§ REQUIREMENT: For the data that follows, report how many lines contain the word "name", and nothing else.

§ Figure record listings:

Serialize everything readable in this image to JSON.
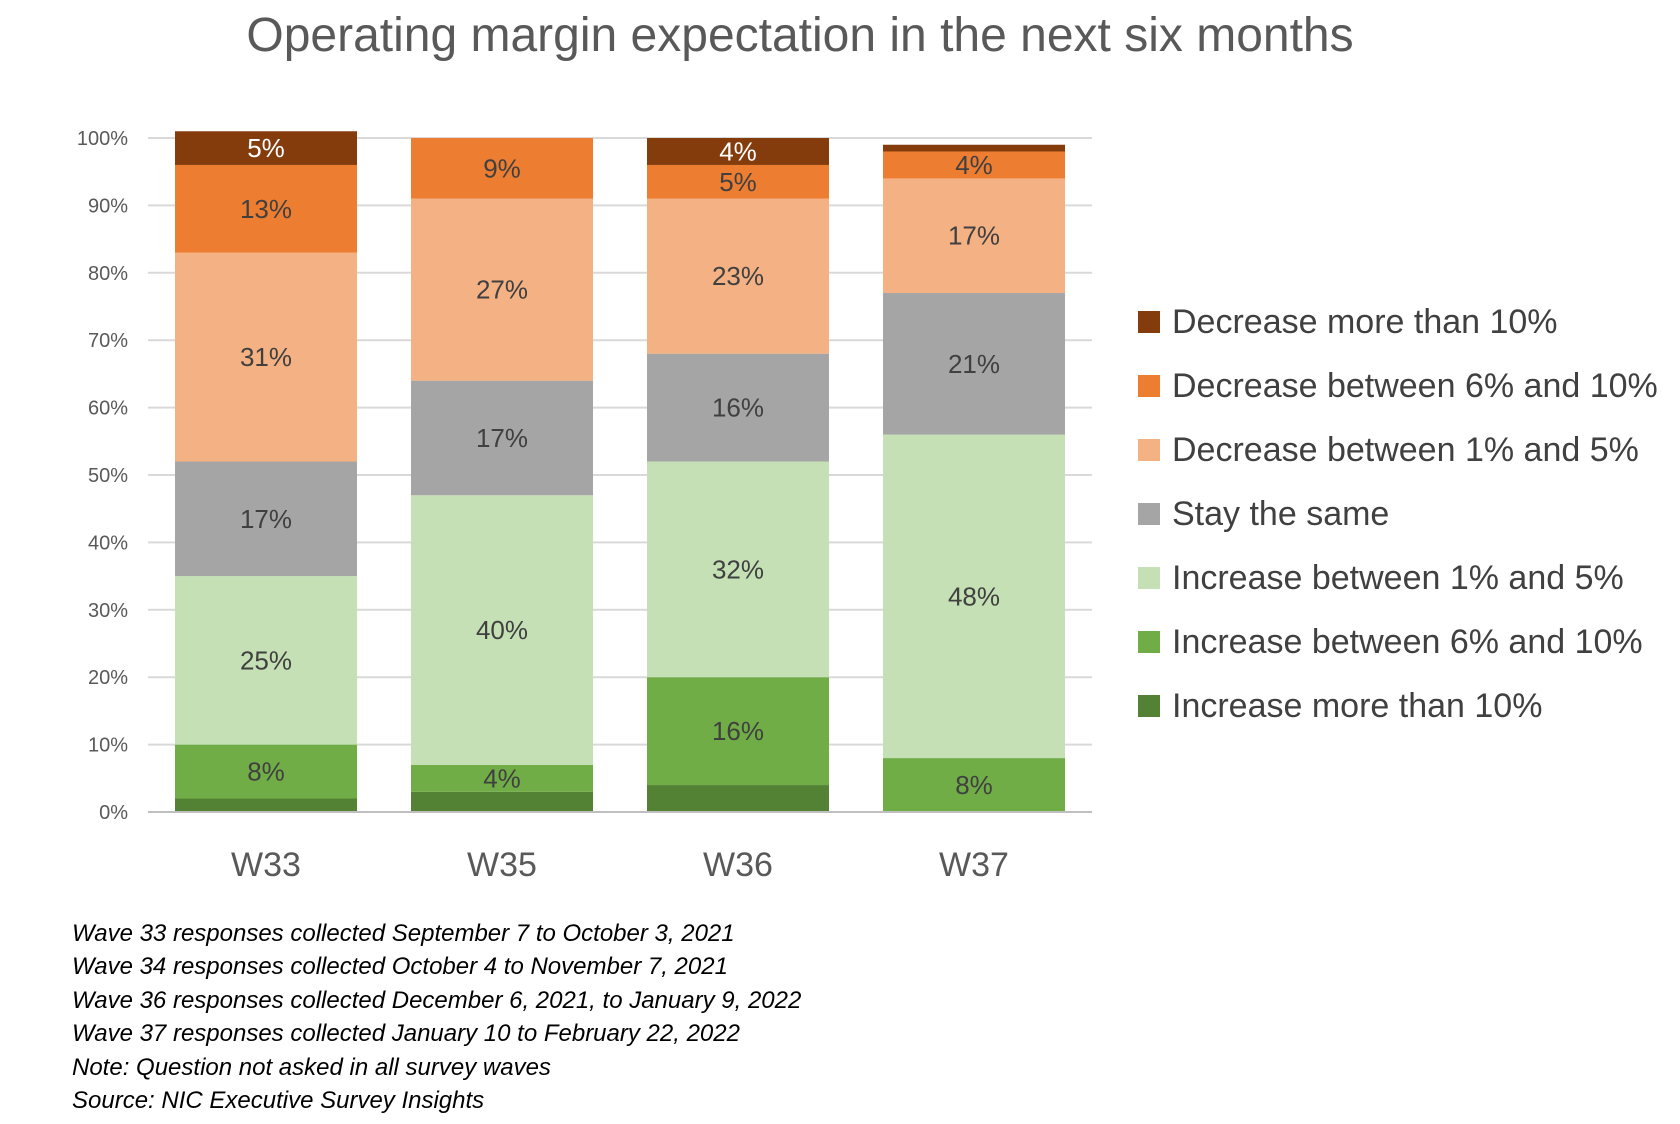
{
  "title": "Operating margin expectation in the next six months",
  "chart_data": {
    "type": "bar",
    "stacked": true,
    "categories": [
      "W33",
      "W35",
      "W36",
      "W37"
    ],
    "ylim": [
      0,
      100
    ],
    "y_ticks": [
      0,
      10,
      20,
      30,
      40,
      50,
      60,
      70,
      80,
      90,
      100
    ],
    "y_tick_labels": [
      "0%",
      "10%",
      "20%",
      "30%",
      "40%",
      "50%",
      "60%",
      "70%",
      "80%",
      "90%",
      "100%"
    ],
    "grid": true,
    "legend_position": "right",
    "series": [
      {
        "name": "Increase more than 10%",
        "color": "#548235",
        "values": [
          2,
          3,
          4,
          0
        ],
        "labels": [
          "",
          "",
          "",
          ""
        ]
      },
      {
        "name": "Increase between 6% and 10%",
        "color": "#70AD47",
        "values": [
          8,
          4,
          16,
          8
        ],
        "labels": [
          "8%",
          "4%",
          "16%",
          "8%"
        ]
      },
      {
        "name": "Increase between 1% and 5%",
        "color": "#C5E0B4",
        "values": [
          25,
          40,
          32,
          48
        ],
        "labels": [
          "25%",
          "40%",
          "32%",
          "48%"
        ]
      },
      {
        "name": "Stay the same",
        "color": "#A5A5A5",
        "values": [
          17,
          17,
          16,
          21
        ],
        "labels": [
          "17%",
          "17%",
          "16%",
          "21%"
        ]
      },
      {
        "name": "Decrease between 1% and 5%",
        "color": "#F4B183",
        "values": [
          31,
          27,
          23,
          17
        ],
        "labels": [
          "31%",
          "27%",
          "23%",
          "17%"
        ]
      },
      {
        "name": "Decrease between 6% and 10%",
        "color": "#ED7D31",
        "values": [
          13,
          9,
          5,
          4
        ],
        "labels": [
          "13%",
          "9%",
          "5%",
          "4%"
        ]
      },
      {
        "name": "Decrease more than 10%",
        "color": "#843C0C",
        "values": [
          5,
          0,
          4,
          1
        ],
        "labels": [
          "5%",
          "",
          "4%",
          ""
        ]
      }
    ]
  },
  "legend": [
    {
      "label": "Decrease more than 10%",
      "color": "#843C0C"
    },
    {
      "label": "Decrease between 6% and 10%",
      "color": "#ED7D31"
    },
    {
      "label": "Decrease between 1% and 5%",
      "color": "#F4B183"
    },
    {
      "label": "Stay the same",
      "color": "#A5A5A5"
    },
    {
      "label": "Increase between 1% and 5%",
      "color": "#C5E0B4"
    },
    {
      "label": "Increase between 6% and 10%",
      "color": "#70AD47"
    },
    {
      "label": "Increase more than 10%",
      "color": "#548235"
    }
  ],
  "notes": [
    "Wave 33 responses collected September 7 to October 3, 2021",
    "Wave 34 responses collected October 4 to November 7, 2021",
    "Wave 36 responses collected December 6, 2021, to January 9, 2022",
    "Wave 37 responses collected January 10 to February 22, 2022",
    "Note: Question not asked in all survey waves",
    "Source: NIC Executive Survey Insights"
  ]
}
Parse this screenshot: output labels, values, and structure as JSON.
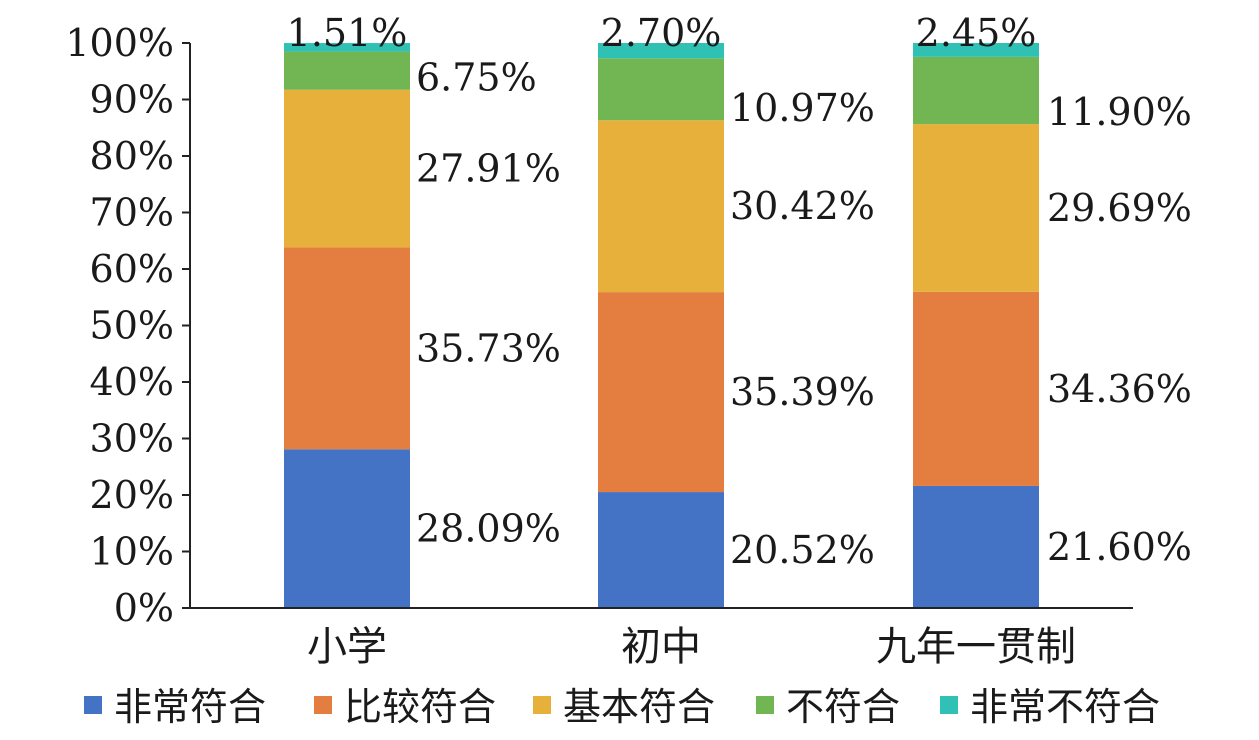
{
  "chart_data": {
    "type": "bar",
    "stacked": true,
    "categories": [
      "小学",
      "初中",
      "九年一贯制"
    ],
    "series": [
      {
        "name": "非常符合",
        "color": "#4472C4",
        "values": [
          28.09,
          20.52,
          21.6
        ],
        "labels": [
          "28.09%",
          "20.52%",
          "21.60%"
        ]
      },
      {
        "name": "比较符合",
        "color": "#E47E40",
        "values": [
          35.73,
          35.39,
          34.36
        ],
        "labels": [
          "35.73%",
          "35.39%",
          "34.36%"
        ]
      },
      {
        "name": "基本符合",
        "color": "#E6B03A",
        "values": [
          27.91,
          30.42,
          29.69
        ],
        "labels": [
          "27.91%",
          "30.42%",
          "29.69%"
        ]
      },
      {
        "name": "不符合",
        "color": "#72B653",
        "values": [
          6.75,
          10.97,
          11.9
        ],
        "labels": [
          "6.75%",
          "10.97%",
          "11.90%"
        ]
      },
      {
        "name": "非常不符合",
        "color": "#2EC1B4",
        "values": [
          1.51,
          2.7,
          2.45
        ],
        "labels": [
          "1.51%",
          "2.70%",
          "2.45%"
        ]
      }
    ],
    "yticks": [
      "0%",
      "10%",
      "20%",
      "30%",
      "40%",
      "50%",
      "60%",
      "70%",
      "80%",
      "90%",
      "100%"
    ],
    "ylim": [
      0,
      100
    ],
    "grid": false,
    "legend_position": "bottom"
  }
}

§ EXERCISE OUTPUT: 12